Exercise brief> Reproduce the records. Keep every word exact and include no images.

Figure collection entries>
* * * * * * *

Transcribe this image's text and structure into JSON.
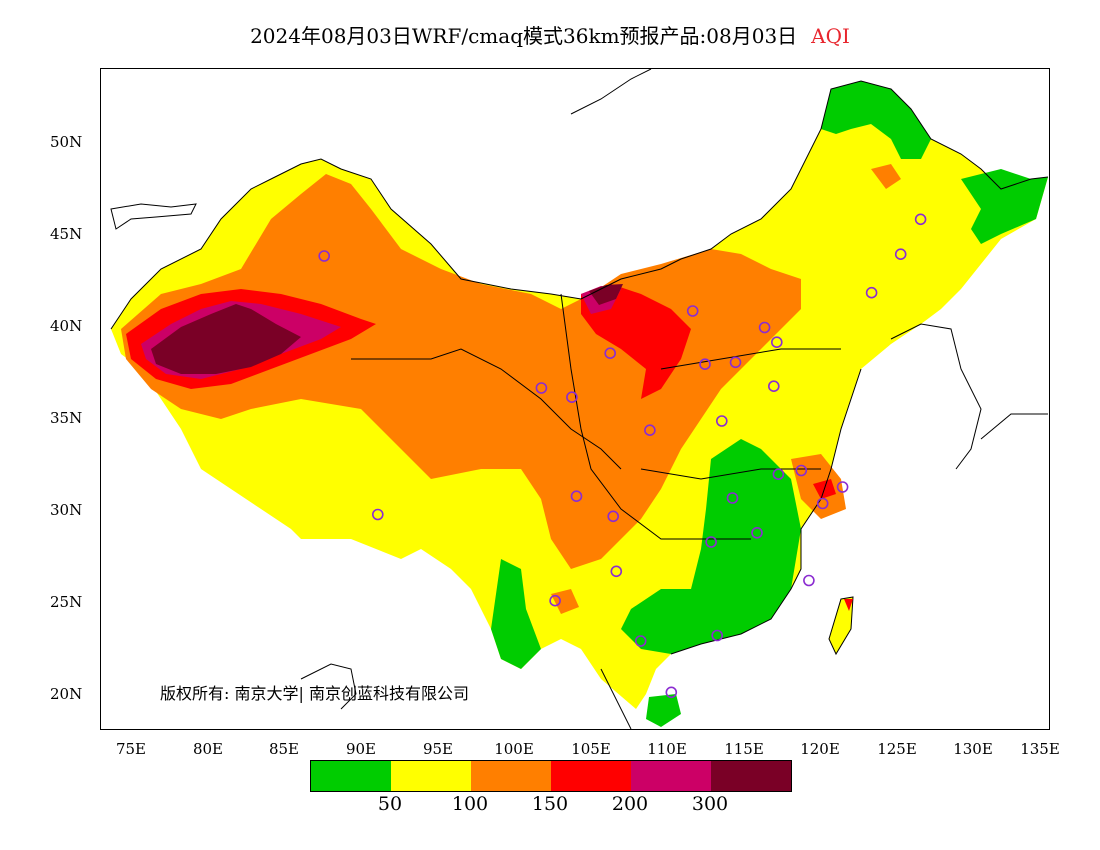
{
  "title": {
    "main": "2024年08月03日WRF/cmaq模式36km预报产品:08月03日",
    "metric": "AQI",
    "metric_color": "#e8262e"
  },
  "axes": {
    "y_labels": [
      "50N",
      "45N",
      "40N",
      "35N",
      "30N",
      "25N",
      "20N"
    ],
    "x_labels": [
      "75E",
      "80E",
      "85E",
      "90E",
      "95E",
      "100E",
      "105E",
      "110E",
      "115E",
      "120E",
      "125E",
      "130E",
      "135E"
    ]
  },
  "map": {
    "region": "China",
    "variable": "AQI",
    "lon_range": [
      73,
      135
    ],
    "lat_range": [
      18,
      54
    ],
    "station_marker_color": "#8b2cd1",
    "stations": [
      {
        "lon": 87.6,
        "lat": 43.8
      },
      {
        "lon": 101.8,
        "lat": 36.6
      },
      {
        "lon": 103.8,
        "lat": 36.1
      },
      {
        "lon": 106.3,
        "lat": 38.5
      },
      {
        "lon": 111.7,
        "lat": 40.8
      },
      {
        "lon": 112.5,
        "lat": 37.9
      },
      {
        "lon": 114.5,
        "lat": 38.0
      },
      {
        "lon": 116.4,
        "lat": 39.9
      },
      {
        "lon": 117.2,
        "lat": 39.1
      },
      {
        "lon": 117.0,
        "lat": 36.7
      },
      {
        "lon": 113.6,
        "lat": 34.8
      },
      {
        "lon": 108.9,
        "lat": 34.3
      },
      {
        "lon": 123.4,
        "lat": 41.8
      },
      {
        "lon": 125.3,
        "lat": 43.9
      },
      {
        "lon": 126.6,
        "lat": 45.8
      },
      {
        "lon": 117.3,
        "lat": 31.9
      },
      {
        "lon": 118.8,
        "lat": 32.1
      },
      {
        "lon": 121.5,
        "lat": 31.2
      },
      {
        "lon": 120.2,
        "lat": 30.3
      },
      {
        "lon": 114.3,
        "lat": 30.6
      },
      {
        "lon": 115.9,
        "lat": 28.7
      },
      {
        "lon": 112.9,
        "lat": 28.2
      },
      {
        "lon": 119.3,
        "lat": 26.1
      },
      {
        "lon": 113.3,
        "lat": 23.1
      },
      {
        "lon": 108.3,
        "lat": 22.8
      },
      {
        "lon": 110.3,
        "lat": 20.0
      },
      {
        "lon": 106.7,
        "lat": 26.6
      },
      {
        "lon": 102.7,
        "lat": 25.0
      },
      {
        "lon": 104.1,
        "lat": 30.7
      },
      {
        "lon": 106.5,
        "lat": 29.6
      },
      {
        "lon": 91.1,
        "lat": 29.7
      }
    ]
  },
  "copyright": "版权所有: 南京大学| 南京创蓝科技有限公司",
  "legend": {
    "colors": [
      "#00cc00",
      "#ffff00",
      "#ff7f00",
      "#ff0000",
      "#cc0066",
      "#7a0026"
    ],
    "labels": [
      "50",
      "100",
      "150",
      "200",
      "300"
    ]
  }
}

* * * * * * *

Output>
Transcribe this image's text and structure into JSON.
{
  "title": {
    "main": "2024年08月03日WRF/cmaq模式36km预报产品:08月03日",
    "metric": "AQI",
    "metric_color": "#e8262e"
  },
  "axes": {
    "y_labels": [
      "50N",
      "45N",
      "40N",
      "35N",
      "30N",
      "25N",
      "20N"
    ],
    "x_labels": [
      "75E",
      "80E",
      "85E",
      "90E",
      "95E",
      "100E",
      "105E",
      "110E",
      "115E",
      "120E",
      "125E",
      "130E",
      "135E"
    ]
  },
  "map": {
    "region": "China",
    "variable": "AQI",
    "lon_range": [
      73,
      135
    ],
    "lat_range": [
      18,
      54
    ],
    "station_marker_color": "#8b2cd1",
    "stations": [
      {
        "lon": 87.6,
        "lat": 43.8
      },
      {
        "lon": 101.8,
        "lat": 36.6
      },
      {
        "lon": 103.8,
        "lat": 36.1
      },
      {
        "lon": 106.3,
        "lat": 38.5
      },
      {
        "lon": 111.7,
        "lat": 40.8
      },
      {
        "lon": 112.5,
        "lat": 37.9
      },
      {
        "lon": 114.5,
        "lat": 38.0
      },
      {
        "lon": 116.4,
        "lat": 39.9
      },
      {
        "lon": 117.2,
        "lat": 39.1
      },
      {
        "lon": 117.0,
        "lat": 36.7
      },
      {
        "lon": 113.6,
        "lat": 34.8
      },
      {
        "lon": 108.9,
        "lat": 34.3
      },
      {
        "lon": 123.4,
        "lat": 41.8
      },
      {
        "lon": 125.3,
        "lat": 43.9
      },
      {
        "lon": 126.6,
        "lat": 45.8
      },
      {
        "lon": 117.3,
        "lat": 31.9
      },
      {
        "lon": 118.8,
        "lat": 32.1
      },
      {
        "lon": 121.5,
        "lat": 31.2
      },
      {
        "lon": 120.2,
        "lat": 30.3
      },
      {
        "lon": 114.3,
        "lat": 30.6
      },
      {
        "lon": 115.9,
        "lat": 28.7
      },
      {
        "lon": 112.9,
        "lat": 28.2
      },
      {
        "lon": 119.3,
        "lat": 26.1
      },
      {
        "lon": 113.3,
        "lat": 23.1
      },
      {
        "lon": 108.3,
        "lat": 22.8
      },
      {
        "lon": 110.3,
        "lat": 20.0
      },
      {
        "lon": 106.7,
        "lat": 26.6
      },
      {
        "lon": 102.7,
        "lat": 25.0
      },
      {
        "lon": 104.1,
        "lat": 30.7
      },
      {
        "lon": 106.5,
        "lat": 29.6
      },
      {
        "lon": 91.1,
        "lat": 29.7
      }
    ]
  },
  "copyright": "版权所有: 南京大学| 南京创蓝科技有限公司",
  "legend": {
    "colors": [
      "#00cc00",
      "#ffff00",
      "#ff7f00",
      "#ff0000",
      "#cc0066",
      "#7a0026"
    ],
    "labels": [
      "50",
      "100",
      "150",
      "200",
      "300"
    ]
  }
}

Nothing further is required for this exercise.